Dataset listings of figures:
┏━━

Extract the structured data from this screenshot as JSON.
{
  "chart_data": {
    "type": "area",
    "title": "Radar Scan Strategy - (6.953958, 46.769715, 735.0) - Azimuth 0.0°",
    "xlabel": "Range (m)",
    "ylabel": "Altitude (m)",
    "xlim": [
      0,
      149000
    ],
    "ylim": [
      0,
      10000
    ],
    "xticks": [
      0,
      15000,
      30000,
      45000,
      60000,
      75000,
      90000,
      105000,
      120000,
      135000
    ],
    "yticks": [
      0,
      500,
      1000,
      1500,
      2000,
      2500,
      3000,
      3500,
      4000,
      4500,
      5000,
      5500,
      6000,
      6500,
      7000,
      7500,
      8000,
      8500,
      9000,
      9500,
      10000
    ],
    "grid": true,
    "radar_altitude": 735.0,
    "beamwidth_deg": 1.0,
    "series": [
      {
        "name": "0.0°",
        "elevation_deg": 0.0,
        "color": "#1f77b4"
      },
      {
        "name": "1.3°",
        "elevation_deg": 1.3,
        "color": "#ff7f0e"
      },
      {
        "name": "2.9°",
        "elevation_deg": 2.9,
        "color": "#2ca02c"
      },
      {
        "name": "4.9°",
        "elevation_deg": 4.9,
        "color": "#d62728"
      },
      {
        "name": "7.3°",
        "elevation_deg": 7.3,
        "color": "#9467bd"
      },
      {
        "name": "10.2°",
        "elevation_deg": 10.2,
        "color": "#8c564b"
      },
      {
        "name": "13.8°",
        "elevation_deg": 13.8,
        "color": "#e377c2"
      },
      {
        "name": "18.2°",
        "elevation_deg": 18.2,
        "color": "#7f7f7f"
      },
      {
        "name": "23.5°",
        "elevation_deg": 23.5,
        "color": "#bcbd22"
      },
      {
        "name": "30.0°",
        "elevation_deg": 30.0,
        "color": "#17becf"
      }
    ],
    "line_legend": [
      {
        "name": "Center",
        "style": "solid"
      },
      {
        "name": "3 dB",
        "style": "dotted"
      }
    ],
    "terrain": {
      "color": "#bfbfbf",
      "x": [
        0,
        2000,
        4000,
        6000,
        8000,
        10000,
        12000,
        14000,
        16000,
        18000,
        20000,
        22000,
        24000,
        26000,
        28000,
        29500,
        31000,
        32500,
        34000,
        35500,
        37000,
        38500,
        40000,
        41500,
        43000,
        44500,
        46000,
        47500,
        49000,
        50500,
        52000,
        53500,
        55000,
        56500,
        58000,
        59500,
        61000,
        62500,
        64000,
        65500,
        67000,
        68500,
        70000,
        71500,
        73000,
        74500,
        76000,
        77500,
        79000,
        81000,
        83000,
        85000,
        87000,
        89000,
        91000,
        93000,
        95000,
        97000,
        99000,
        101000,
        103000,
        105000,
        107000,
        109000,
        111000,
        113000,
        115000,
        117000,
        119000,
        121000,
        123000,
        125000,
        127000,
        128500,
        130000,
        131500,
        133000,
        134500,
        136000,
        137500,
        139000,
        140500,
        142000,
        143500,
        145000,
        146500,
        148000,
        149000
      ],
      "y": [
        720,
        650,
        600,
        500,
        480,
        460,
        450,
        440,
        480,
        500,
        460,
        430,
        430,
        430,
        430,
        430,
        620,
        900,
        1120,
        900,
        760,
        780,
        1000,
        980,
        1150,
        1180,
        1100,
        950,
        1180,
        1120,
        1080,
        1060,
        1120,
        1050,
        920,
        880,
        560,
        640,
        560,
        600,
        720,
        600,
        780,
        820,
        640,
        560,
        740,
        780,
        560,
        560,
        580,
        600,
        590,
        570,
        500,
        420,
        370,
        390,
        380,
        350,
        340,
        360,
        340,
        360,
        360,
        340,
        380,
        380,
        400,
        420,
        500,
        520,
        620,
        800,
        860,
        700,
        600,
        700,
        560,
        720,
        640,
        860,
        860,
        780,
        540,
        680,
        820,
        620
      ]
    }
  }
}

┗━━

[Written exercise]: Every line of the data above should be reproduced word for word.

[Result of this task]:
Extract the structured data from this screenshot as JSON.
{
  "chart_data": {
    "type": "area",
    "title": "Radar Scan Strategy - (6.953958, 46.769715, 735.0) - Azimuth 0.0°",
    "xlabel": "Range (m)",
    "ylabel": "Altitude (m)",
    "xlim": [
      0,
      149000
    ],
    "ylim": [
      0,
      10000
    ],
    "xticks": [
      0,
      15000,
      30000,
      45000,
      60000,
      75000,
      90000,
      105000,
      120000,
      135000
    ],
    "yticks": [
      0,
      500,
      1000,
      1500,
      2000,
      2500,
      3000,
      3500,
      4000,
      4500,
      5000,
      5500,
      6000,
      6500,
      7000,
      7500,
      8000,
      8500,
      9000,
      9500,
      10000
    ],
    "grid": true,
    "radar_altitude": 735.0,
    "beamwidth_deg": 1.0,
    "series": [
      {
        "name": "0.0°",
        "elevation_deg": 0.0,
        "color": "#1f77b4"
      },
      {
        "name": "1.3°",
        "elevation_deg": 1.3,
        "color": "#ff7f0e"
      },
      {
        "name": "2.9°",
        "elevation_deg": 2.9,
        "color": "#2ca02c"
      },
      {
        "name": "4.9°",
        "elevation_deg": 4.9,
        "color": "#d62728"
      },
      {
        "name": "7.3°",
        "elevation_deg": 7.3,
        "color": "#9467bd"
      },
      {
        "name": "10.2°",
        "elevation_deg": 10.2,
        "color": "#8c564b"
      },
      {
        "name": "13.8°",
        "elevation_deg": 13.8,
        "color": "#e377c2"
      },
      {
        "name": "18.2°",
        "elevation_deg": 18.2,
        "color": "#7f7f7f"
      },
      {
        "name": "23.5°",
        "elevation_deg": 23.5,
        "color": "#bcbd22"
      },
      {
        "name": "30.0°",
        "elevation_deg": 30.0,
        "color": "#17becf"
      }
    ],
    "line_legend": [
      {
        "name": "Center",
        "style": "solid"
      },
      {
        "name": "3 dB",
        "style": "dotted"
      }
    ],
    "terrain": {
      "color": "#bfbfbf",
      "x": [
        0,
        2000,
        4000,
        6000,
        8000,
        10000,
        12000,
        14000,
        16000,
        18000,
        20000,
        22000,
        24000,
        26000,
        28000,
        29500,
        31000,
        32500,
        34000,
        35500,
        37000,
        38500,
        40000,
        41500,
        43000,
        44500,
        46000,
        47500,
        49000,
        50500,
        52000,
        53500,
        55000,
        56500,
        58000,
        59500,
        61000,
        62500,
        64000,
        65500,
        67000,
        68500,
        70000,
        71500,
        73000,
        74500,
        76000,
        77500,
        79000,
        81000,
        83000,
        85000,
        87000,
        89000,
        91000,
        93000,
        95000,
        97000,
        99000,
        101000,
        103000,
        105000,
        107000,
        109000,
        111000,
        113000,
        115000,
        117000,
        119000,
        121000,
        123000,
        125000,
        127000,
        128500,
        130000,
        131500,
        133000,
        134500,
        136000,
        137500,
        139000,
        140500,
        142000,
        143500,
        145000,
        146500,
        148000,
        149000
      ],
      "y": [
        720,
        650,
        600,
        500,
        480,
        460,
        450,
        440,
        480,
        500,
        460,
        430,
        430,
        430,
        430,
        430,
        620,
        900,
        1120,
        900,
        760,
        780,
        1000,
        980,
        1150,
        1180,
        1100,
        950,
        1180,
        1120,
        1080,
        1060,
        1120,
        1050,
        920,
        880,
        560,
        640,
        560,
        600,
        720,
        600,
        780,
        820,
        640,
        560,
        740,
        780,
        560,
        560,
        580,
        600,
        590,
        570,
        500,
        420,
        370,
        390,
        380,
        350,
        340,
        360,
        340,
        360,
        360,
        340,
        380,
        380,
        400,
        420,
        500,
        520,
        620,
        800,
        860,
        700,
        600,
        700,
        560,
        720,
        640,
        860,
        860,
        780,
        540,
        680,
        820,
        620
      ]
    }
  }
}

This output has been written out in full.